▶ [Requirement]: Give the records back exactly as written, but without the images.

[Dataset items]
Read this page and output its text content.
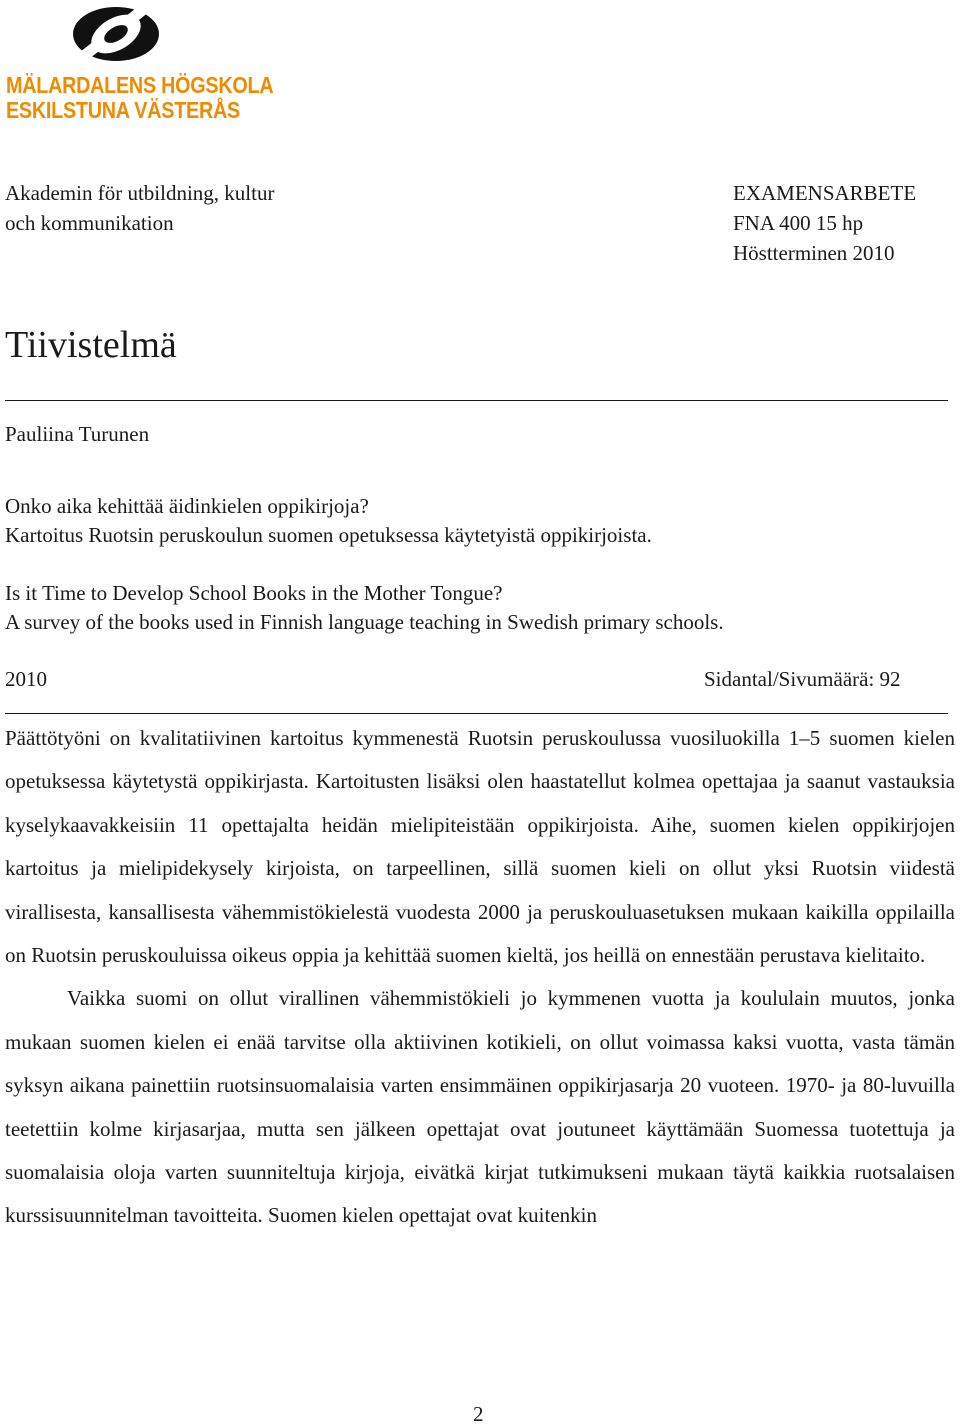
MÄLARDALENS HÖGSKOLA
ESKILSTUNA VÄSTERÅS
Akademin för utbildning, kultur
och kommunikation
EXAMENSARBETE
FNA 400 15 hp
Höstterminen 2010
Tiivistelmä
Pauliina Turunen
Onko aika kehittää äidinkielen oppikirjoja?
Kartoitus Ruotsin peruskoulun suomen opetuksessa käytetyistä oppikirjoista.
Is it Time to Develop School Books in the Mother Tongue?
A survey of the books used in Finnish language teaching in Swedish primary schools.
2010	Sidantal/Sivumäärä: 92

Päättötyöni on kvalitatiivinen kartoitus kymmenestä Ruotsin peruskoulussa vuosiluokilla 1–5 suomen kielen opetuksessa käytetystä oppikirjasta. Kartoitusten lisäksi olen haastatellut kolmea opettajaa ja saanut vastauksia kyselykaavakkeisiin 11 opettajalta heidän mielipiteistään oppikirjoista. Aihe, suomen kielen oppikirjojen kartoitus ja mielipidekysely kirjoista, on tarpeellinen, sillä suomen kieli on ollut yksi Ruotsin viidestä virallisesta, kansallisesta vähemmistökielestä vuodesta 2000 ja peruskouluasetuksen mukaan kaikilla oppilailla on Ruotsin peruskouluissa oikeus oppia ja kehittää suomen kieltä, jos heillä on ennestään perustava kielitaito.

Vaikka suomi on ollut virallinen vähemmistökieli jo kymmenen vuotta ja koululain muutos, jonka mukaan suomen kielen ei enää tarvitse olla aktiivinen kotikieli, on ollut voimassa kaksi vuotta, vasta tämän syksyn aikana painettiin ruotsinsuomalaisia varten ensimmäinen oppikirjasarja 20 vuoteen. 1970- ja 80-luvuilla teetettiin kolme kirjasarjaa, mutta sen jälkeen opettajat ovat joutuneet käyttämään Suomessa tuotettuja ja suomalaisia oloja varten suunniteltuja kirjoja, eivätkä kirjat tutkimukseni mukaan täytä kaikkia ruotsalaisen kurssisuunnitelman tavoitteita. Suomen kielen opettajat ovat kuitenkin

2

▶ [Response to the task]:
Read this page and output its text content.
MÄLARDALENS HÖGSKOLA
ESKILSTUNA VÄSTERÅS
Akademin för utbildning, kultur
och kommunikation
EXAMENSARBETE
FNA 400 15 hp
Höstterminen 2010
Tiivistelmä
Pauliina Turunen
Onko aika kehittää äidinkielen oppikirjoja?
Kartoitus Ruotsin peruskoulun suomen opetuksessa käytetyistä oppikirjoista.
Is it Time to Develop School Books in the Mother Tongue?
A survey of the books used in Finnish language teaching in Swedish primary schools.
2010	Sidantal/Sivumäärä: 92

Päättötyöni on kvalitatiivinen kartoitus kymmenestä Ruotsin peruskoulussa vuosiluokilla 1–5 suomen kielen opetuksessa käytetystä oppikirjasta. Kartoitusten lisäksi olen haastatellut kolmea opettajaa ja saanut vastauksia kyselykaavakkeisiin 11 opettajalta heidän mielipiteistään oppikirjoista. Aihe, suomen kielen oppikirjojen kartoitus ja mielipidekysely kirjoista, on tarpeellinen, sillä suomen kieli on ollut yksi Ruotsin viidestä virallisesta, kansallisesta vähemmistökielestä vuodesta 2000 ja peruskouluasetuksen mukaan kaikilla oppilailla on Ruotsin peruskouluissa oikeus oppia ja kehittää suomen kieltä, jos heillä on ennestään perustava kielitaito.

Vaikka suomi on ollut virallinen vähemmistökieli jo kymmenen vuotta ja koululain muutos, jonka mukaan suomen kielen ei enää tarvitse olla aktiivinen kotikieli, on ollut voimassa kaksi vuotta, vasta tämän syksyn aikana painettiin ruotsinsuomalaisia varten ensimmäinen oppikirjasarja 20 vuoteen. 1970- ja 80-luvuilla teetettiin kolme kirjasarjaa, mutta sen jälkeen opettajat ovat joutuneet käyttämään Suomessa tuotettuja ja suomalaisia oloja varten suunniteltuja kirjoja, eivätkä kirjat tutkimukseni mukaan täytä kaikkia ruotsalaisen kurssisuunnitelman tavoitteita. Suomen kielen opettajat ovat kuitenkin

2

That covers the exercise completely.